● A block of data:
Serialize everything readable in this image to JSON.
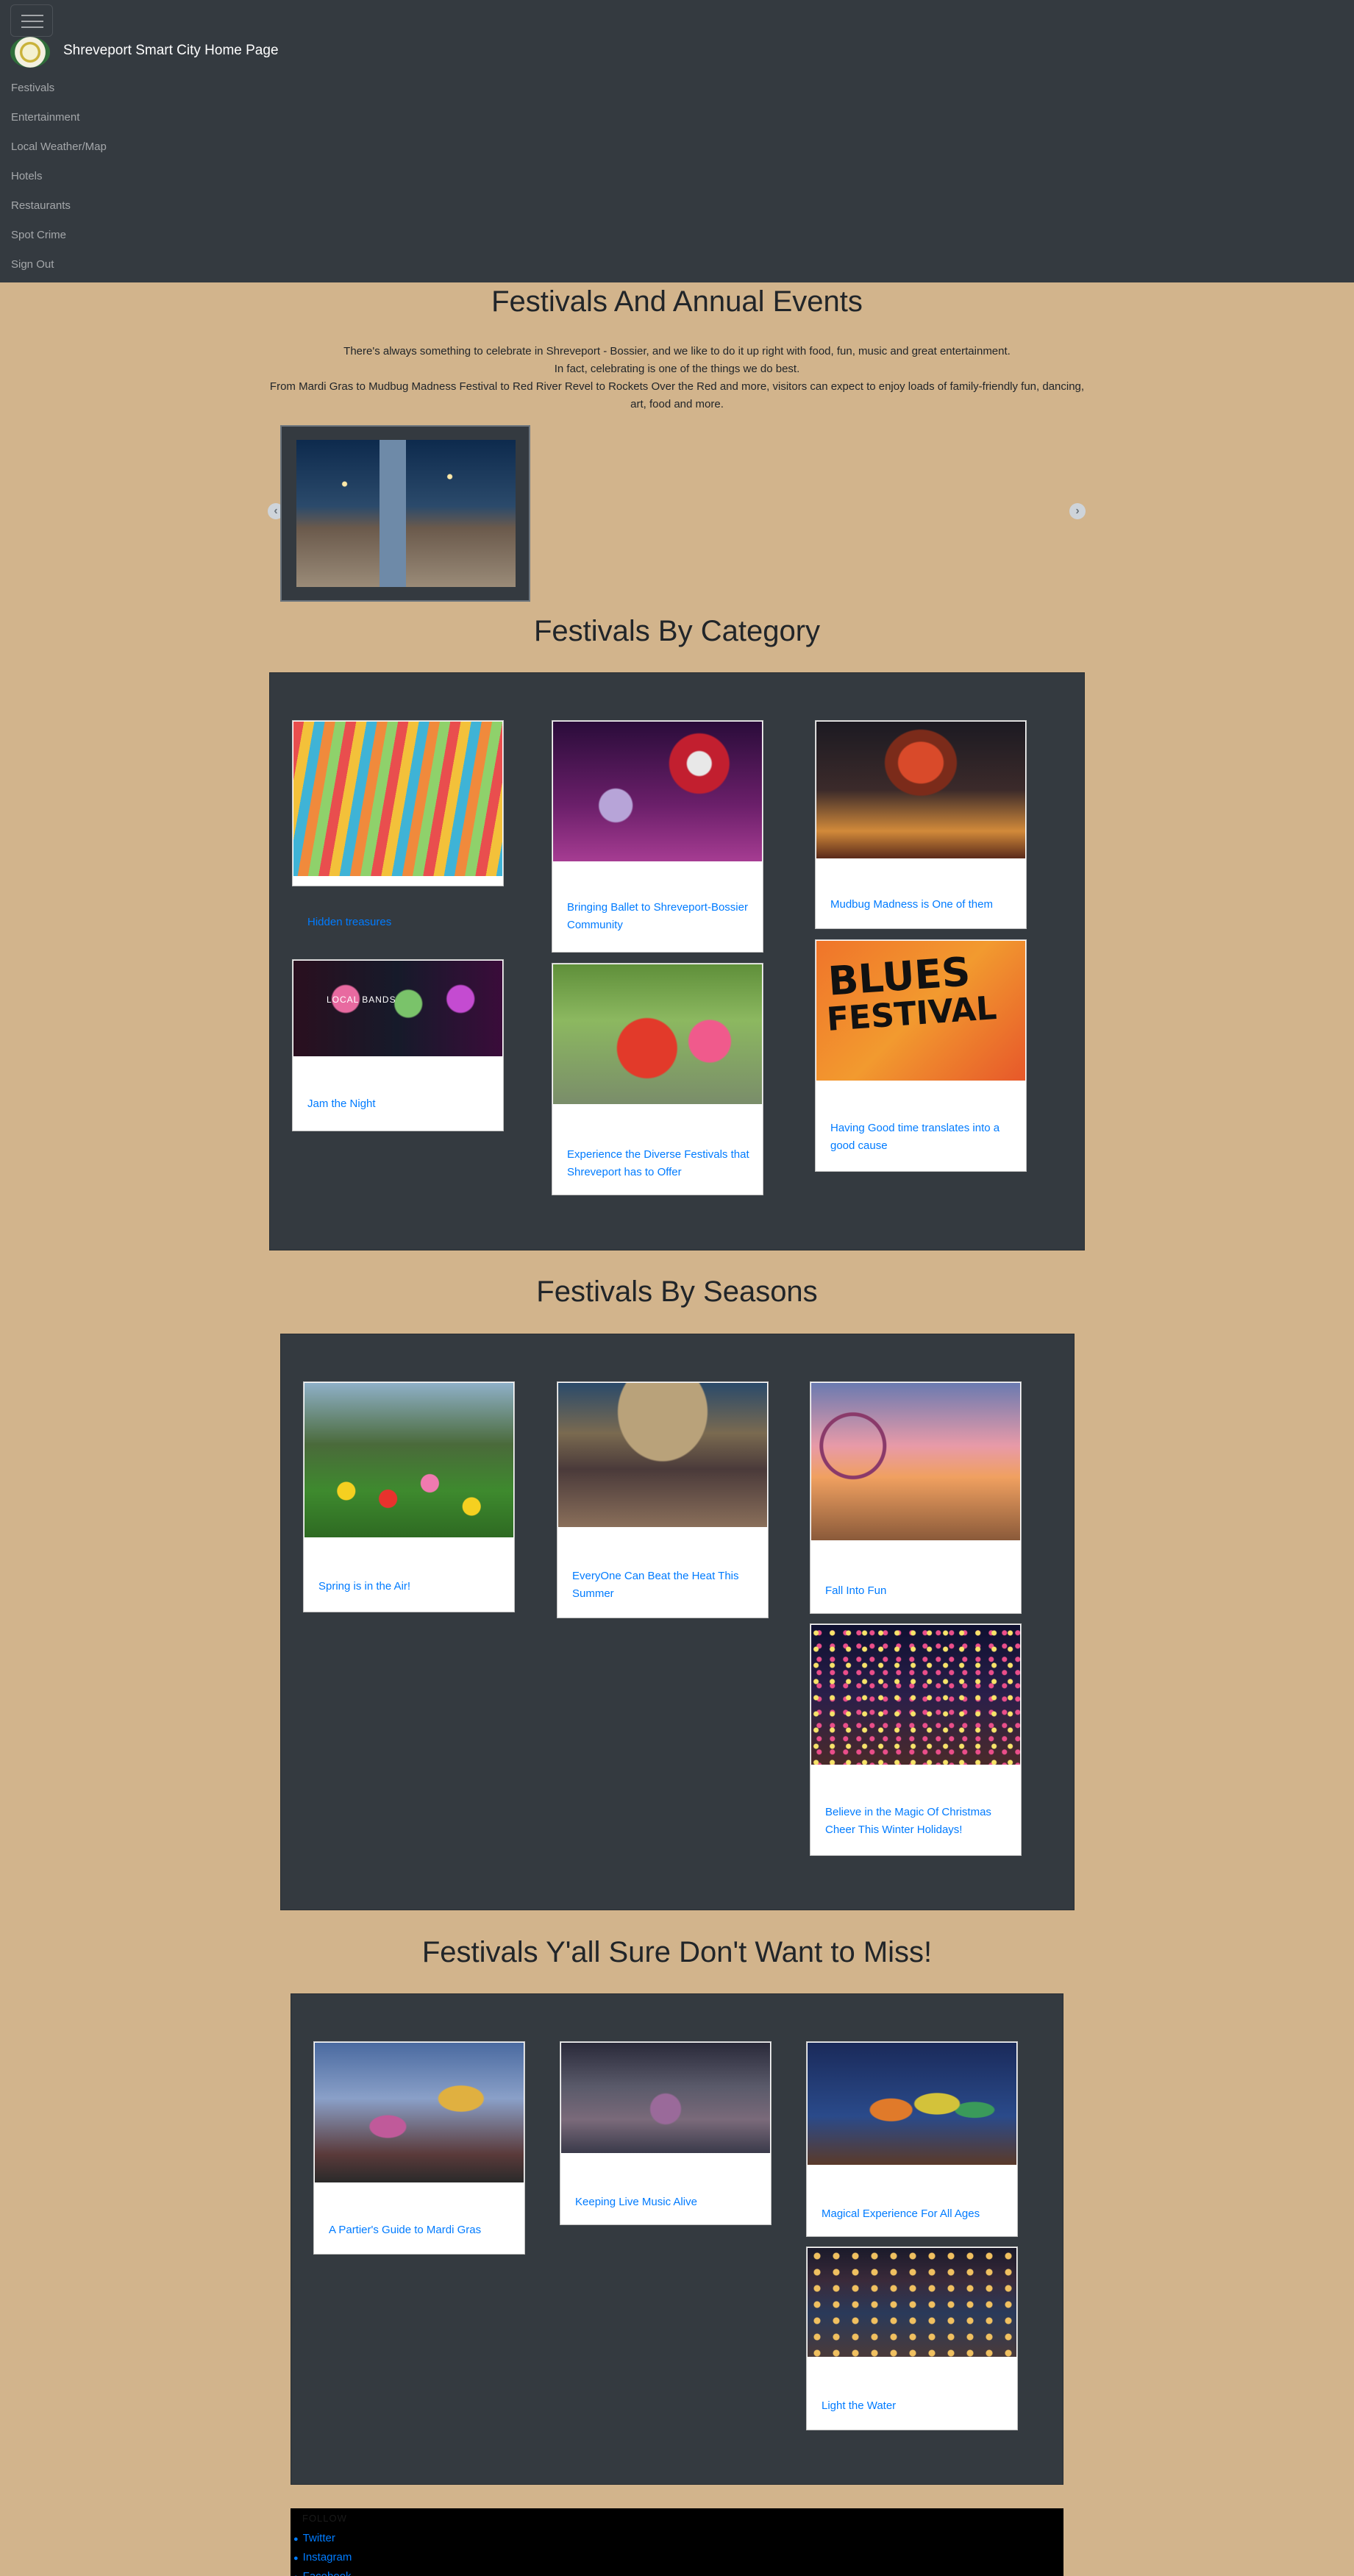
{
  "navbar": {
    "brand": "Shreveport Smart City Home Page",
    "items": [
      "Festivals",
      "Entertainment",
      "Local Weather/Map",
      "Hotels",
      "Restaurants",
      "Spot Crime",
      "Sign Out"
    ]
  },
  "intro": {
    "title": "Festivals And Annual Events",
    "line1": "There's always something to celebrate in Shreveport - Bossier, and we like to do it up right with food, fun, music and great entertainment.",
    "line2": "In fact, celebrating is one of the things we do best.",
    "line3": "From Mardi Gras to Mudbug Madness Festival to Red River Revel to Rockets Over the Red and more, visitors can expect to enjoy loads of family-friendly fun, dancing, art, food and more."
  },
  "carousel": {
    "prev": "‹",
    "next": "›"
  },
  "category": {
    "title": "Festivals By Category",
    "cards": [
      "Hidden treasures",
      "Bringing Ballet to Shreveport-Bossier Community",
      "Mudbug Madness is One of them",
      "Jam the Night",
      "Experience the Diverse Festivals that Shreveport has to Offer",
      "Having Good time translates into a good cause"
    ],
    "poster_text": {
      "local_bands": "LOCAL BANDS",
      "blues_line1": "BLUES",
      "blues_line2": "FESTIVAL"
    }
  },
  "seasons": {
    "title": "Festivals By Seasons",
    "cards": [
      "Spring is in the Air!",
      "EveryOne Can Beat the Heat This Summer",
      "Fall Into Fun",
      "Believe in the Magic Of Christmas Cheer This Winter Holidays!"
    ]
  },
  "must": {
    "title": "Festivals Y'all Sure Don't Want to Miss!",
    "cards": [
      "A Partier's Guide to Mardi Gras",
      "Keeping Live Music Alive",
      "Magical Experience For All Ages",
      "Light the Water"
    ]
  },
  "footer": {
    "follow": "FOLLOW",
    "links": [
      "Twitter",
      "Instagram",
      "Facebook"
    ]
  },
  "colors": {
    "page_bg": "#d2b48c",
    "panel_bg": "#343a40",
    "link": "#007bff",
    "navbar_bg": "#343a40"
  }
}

● Job: Restate the records above in full, word for word. Keep pictures out.

● The response:
Serialize everything readable in this image to JSON.
{
  "navbar": {
    "brand": "Shreveport Smart City Home Page",
    "items": [
      "Festivals",
      "Entertainment",
      "Local Weather/Map",
      "Hotels",
      "Restaurants",
      "Spot Crime",
      "Sign Out"
    ]
  },
  "intro": {
    "title": "Festivals And Annual Events",
    "line1": "There's always something to celebrate in Shreveport - Bossier, and we like to do it up right with food, fun, music and great entertainment.",
    "line2": "In fact, celebrating is one of the things we do best.",
    "line3": "From Mardi Gras to Mudbug Madness Festival to Red River Revel to Rockets Over the Red and more, visitors can expect to enjoy loads of family-friendly fun, dancing, art, food and more."
  },
  "carousel": {
    "prev": "‹",
    "next": "›"
  },
  "category": {
    "title": "Festivals By Category",
    "cards": [
      "Hidden treasures",
      "Bringing Ballet to Shreveport-Bossier Community",
      "Mudbug Madness is One of them",
      "Jam the Night",
      "Experience the Diverse Festivals that Shreveport has to Offer",
      "Having Good time translates into a good cause"
    ],
    "poster_text": {
      "local_bands": "LOCAL BANDS",
      "blues_line1": "BLUES",
      "blues_line2": "FESTIVAL"
    }
  },
  "seasons": {
    "title": "Festivals By Seasons",
    "cards": [
      "Spring is in the Air!",
      "EveryOne Can Beat the Heat This Summer",
      "Fall Into Fun",
      "Believe in the Magic Of Christmas Cheer This Winter Holidays!"
    ]
  },
  "must": {
    "title": "Festivals Y'all Sure Don't Want to Miss!",
    "cards": [
      "A Partier's Guide to Mardi Gras",
      "Keeping Live Music Alive",
      "Magical Experience For All Ages",
      "Light the Water"
    ]
  },
  "footer": {
    "follow": "FOLLOW",
    "links": [
      "Twitter",
      "Instagram",
      "Facebook"
    ]
  },
  "colors": {
    "page_bg": "#d2b48c",
    "panel_bg": "#343a40",
    "link": "#007bff",
    "navbar_bg": "#343a40"
  }
}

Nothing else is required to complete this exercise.